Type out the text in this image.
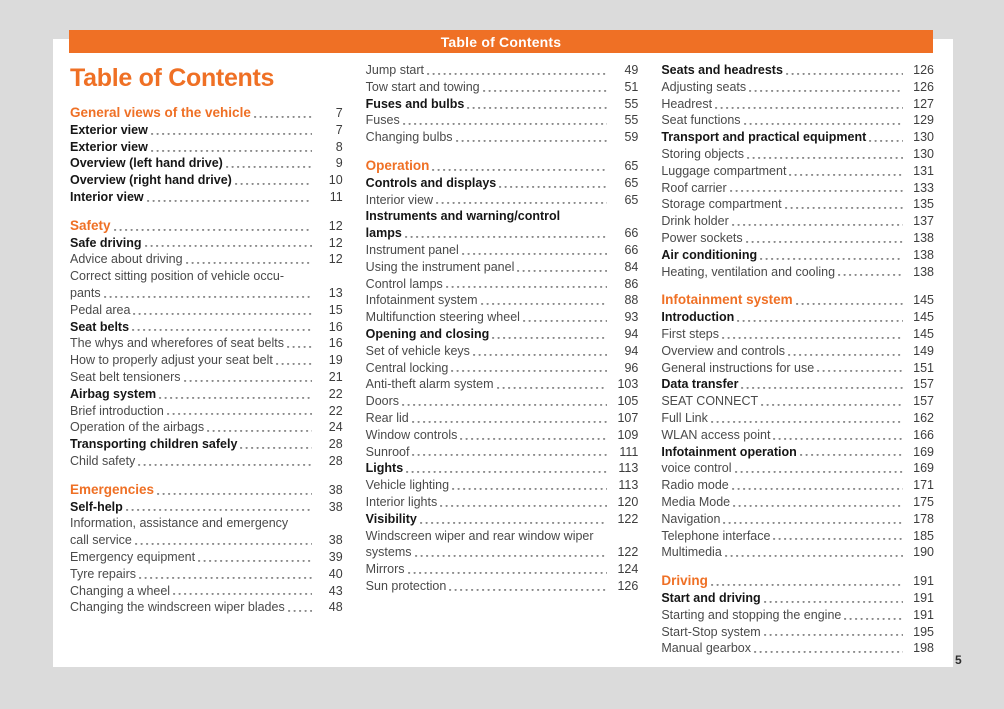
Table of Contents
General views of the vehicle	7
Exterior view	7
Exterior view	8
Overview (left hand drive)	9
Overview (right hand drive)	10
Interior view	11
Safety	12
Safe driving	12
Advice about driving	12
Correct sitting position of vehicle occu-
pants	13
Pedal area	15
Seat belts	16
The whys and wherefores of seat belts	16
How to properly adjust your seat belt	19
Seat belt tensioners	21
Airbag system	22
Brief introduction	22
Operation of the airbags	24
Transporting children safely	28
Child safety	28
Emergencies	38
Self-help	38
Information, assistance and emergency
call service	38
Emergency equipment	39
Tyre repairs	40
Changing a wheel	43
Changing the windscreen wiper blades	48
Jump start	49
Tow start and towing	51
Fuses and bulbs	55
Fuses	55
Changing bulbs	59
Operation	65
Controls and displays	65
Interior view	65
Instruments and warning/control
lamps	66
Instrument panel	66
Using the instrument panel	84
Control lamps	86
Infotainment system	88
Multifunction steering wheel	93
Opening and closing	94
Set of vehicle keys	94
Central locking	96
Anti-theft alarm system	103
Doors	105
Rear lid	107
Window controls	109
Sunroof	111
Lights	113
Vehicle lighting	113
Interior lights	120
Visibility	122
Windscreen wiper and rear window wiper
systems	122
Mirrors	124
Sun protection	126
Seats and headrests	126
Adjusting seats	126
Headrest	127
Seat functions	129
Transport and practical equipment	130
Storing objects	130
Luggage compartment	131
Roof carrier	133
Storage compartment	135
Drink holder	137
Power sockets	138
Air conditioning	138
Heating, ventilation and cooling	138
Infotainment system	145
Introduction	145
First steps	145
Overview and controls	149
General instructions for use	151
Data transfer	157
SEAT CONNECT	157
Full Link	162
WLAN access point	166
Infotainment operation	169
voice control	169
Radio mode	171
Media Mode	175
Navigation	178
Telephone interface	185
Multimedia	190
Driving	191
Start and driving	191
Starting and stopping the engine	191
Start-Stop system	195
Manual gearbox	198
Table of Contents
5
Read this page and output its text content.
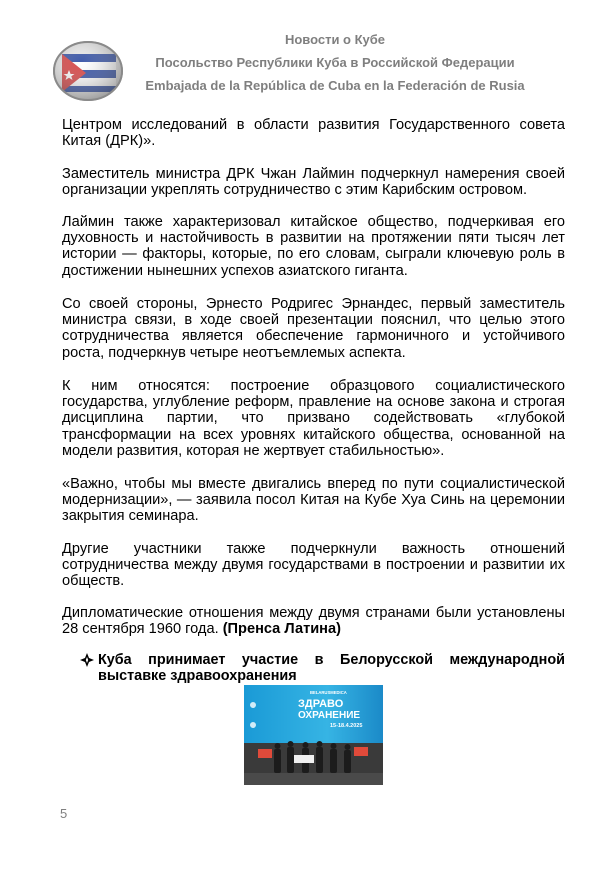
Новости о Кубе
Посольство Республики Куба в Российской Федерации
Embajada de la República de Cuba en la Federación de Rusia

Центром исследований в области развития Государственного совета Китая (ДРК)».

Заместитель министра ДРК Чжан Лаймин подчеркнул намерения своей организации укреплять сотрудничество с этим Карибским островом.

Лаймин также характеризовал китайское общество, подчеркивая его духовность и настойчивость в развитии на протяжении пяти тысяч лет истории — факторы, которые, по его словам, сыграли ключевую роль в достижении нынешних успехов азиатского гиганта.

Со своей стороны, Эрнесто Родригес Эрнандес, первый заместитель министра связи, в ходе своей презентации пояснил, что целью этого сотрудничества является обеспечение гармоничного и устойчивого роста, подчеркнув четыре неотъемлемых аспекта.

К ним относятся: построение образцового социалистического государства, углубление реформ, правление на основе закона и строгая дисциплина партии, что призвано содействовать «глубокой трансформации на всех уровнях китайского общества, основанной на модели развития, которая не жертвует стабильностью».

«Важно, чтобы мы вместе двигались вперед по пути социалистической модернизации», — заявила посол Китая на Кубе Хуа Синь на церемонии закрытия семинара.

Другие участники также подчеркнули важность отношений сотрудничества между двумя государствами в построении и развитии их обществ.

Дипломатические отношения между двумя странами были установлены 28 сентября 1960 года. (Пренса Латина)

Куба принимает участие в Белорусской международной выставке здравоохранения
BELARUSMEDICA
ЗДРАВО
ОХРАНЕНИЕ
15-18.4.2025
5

● ● ● ● ● ● ●

◆ **Your objective**
Check each line above for the string "Changing", then copy the ones that have it.

◆ **Full response**
Changing a wheel	43
Changing the windscreen wiper blades	48
Changing bulbs	59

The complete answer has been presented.